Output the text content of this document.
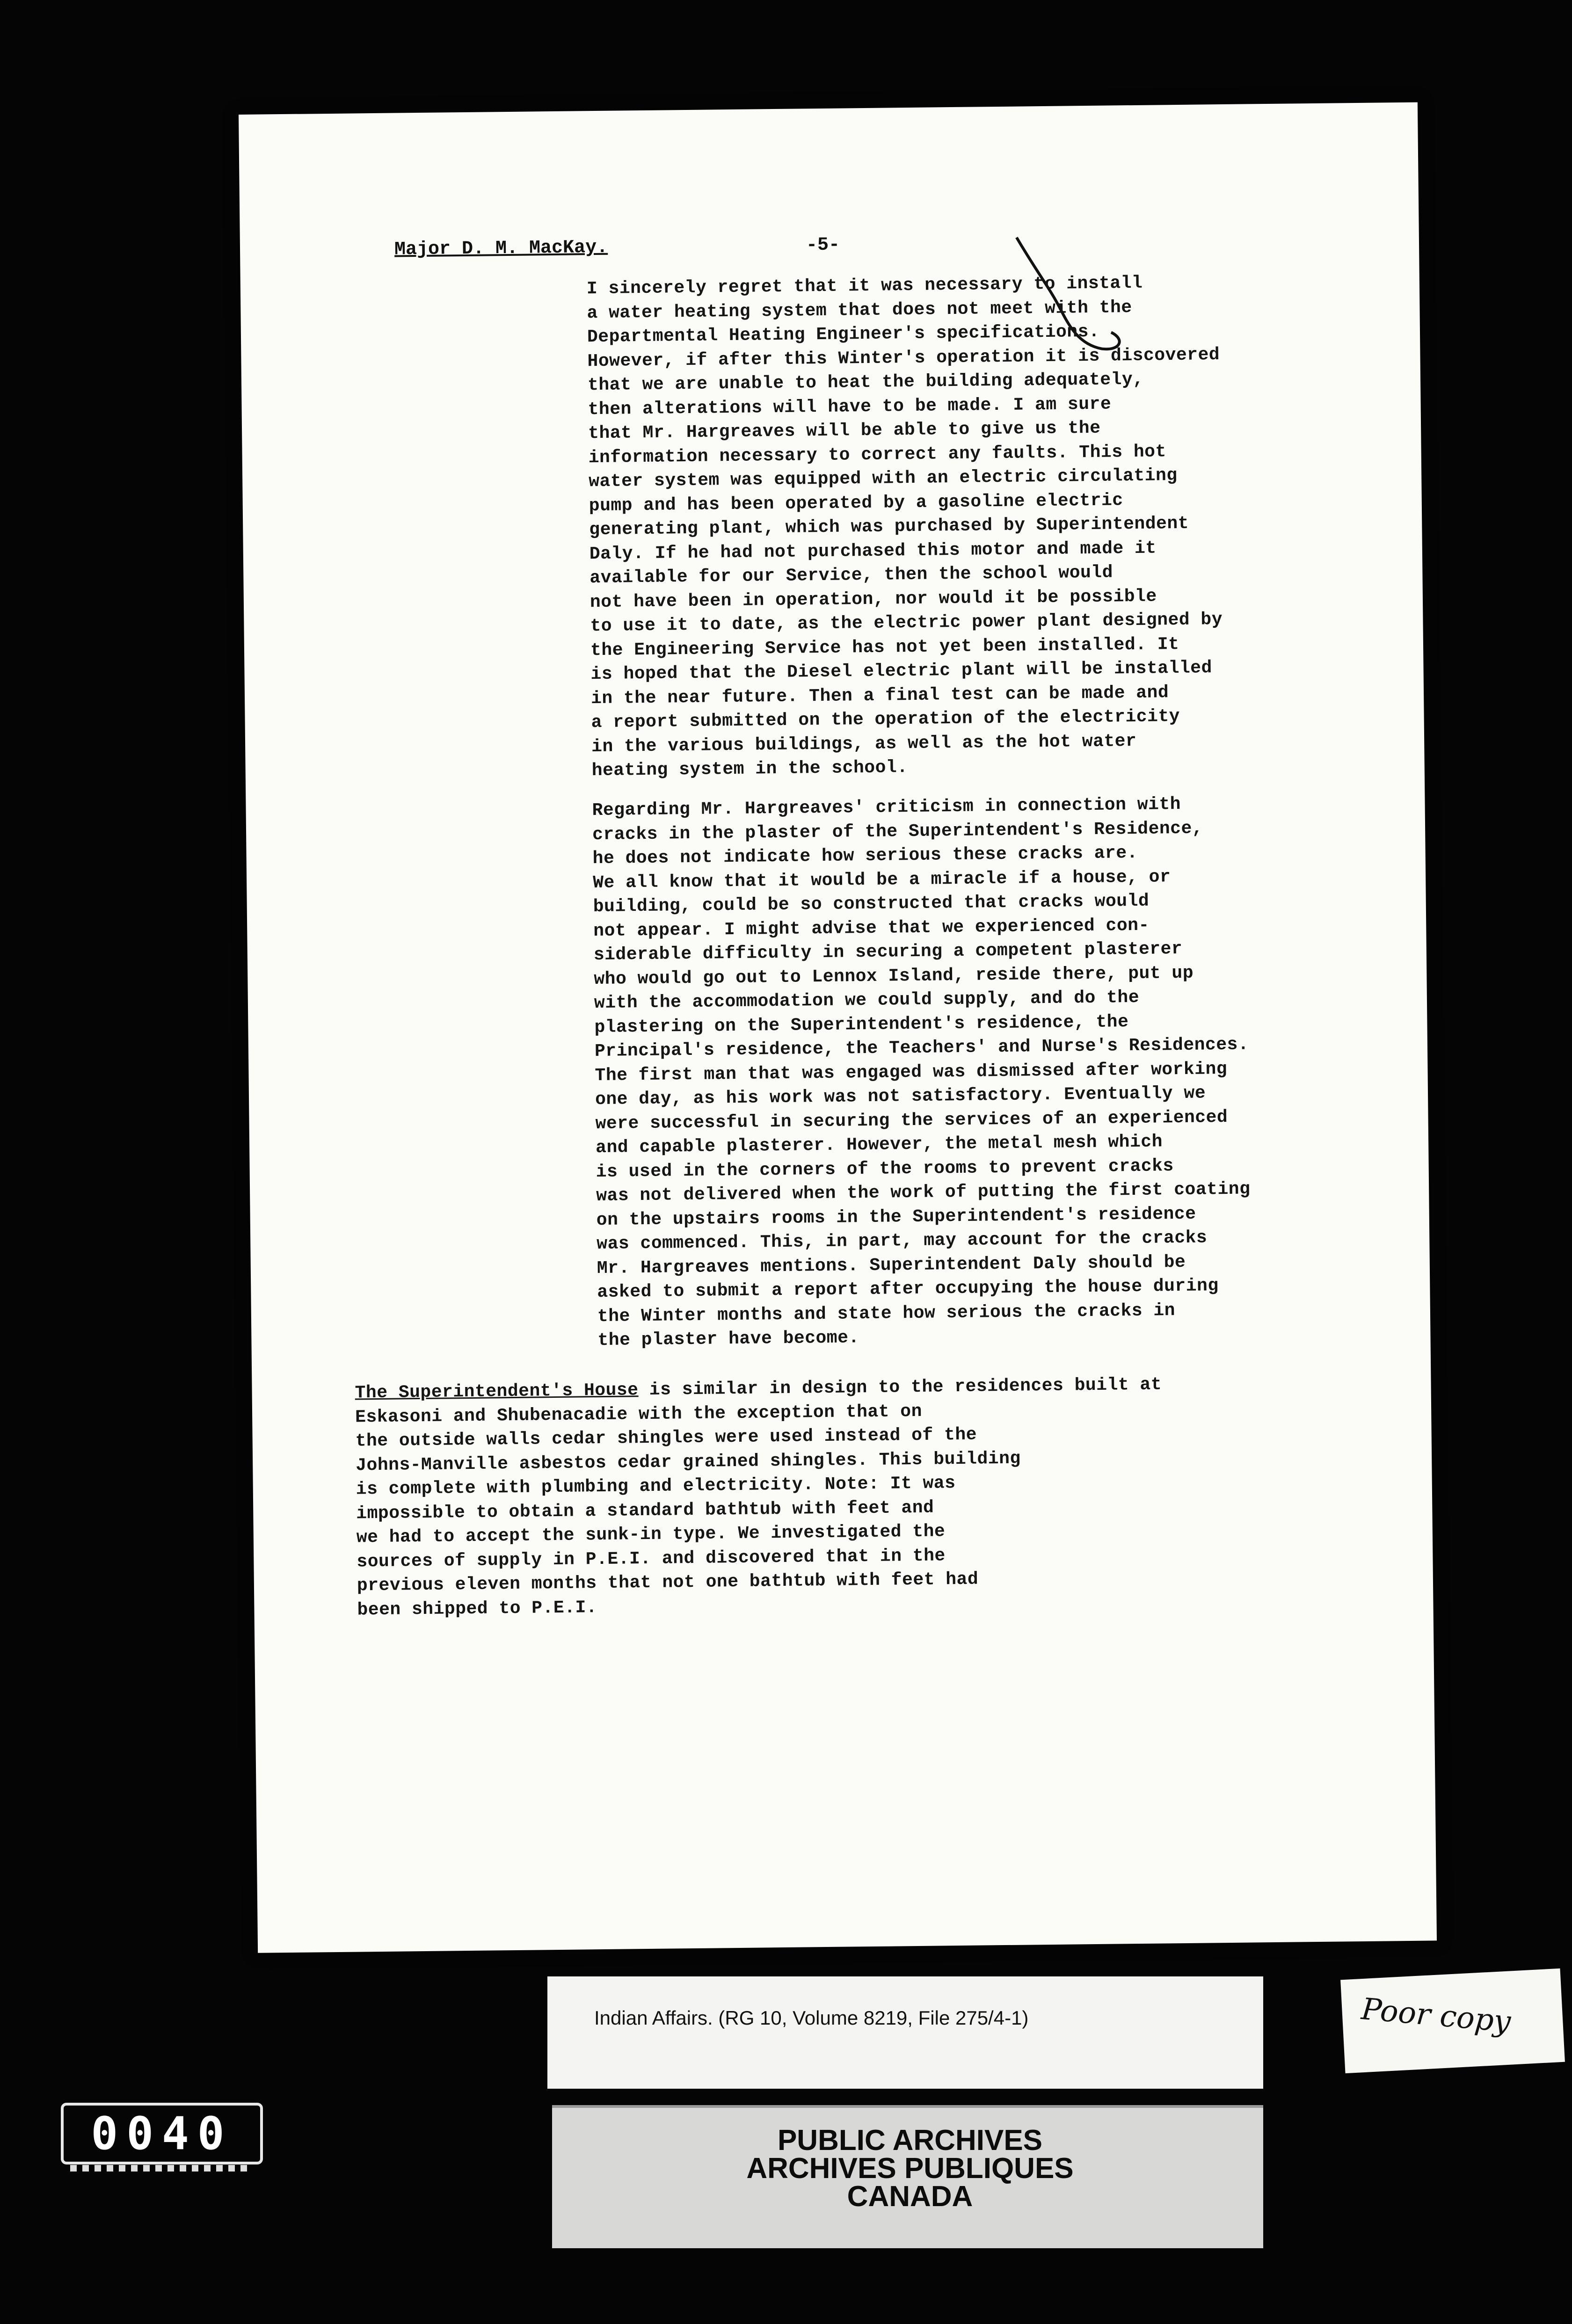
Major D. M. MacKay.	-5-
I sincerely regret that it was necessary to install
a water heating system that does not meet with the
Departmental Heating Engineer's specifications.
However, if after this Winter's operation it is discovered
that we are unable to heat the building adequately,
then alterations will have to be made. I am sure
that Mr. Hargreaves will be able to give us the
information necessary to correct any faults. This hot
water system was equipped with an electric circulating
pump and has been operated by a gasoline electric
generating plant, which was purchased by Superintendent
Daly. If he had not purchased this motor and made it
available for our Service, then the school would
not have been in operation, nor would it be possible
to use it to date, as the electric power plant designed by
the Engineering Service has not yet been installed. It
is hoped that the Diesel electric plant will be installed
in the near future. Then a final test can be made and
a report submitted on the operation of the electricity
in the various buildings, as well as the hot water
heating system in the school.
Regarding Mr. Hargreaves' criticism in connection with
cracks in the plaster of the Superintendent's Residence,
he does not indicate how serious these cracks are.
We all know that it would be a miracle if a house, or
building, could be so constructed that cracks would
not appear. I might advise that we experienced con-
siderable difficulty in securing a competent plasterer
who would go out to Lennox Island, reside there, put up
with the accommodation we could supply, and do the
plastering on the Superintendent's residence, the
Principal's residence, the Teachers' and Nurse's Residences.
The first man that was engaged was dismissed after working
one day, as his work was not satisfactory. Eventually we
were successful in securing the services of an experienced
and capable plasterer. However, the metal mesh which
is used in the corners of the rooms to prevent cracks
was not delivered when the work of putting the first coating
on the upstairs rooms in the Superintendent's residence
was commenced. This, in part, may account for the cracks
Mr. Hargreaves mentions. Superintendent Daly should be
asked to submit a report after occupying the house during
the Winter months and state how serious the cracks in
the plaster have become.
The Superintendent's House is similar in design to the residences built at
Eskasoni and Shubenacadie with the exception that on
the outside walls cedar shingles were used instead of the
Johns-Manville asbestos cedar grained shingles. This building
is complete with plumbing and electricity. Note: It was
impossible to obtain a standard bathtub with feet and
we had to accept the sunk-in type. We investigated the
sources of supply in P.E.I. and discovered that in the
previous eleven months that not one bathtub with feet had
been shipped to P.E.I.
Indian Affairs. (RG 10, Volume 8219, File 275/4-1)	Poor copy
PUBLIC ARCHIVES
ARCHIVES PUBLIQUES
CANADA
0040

Given task:
Which lines include "feet"? Copy each of them out.

Task response:
impossible to obtain a standard bathtub with feet and
previous eleven months that not one bathtub with feet had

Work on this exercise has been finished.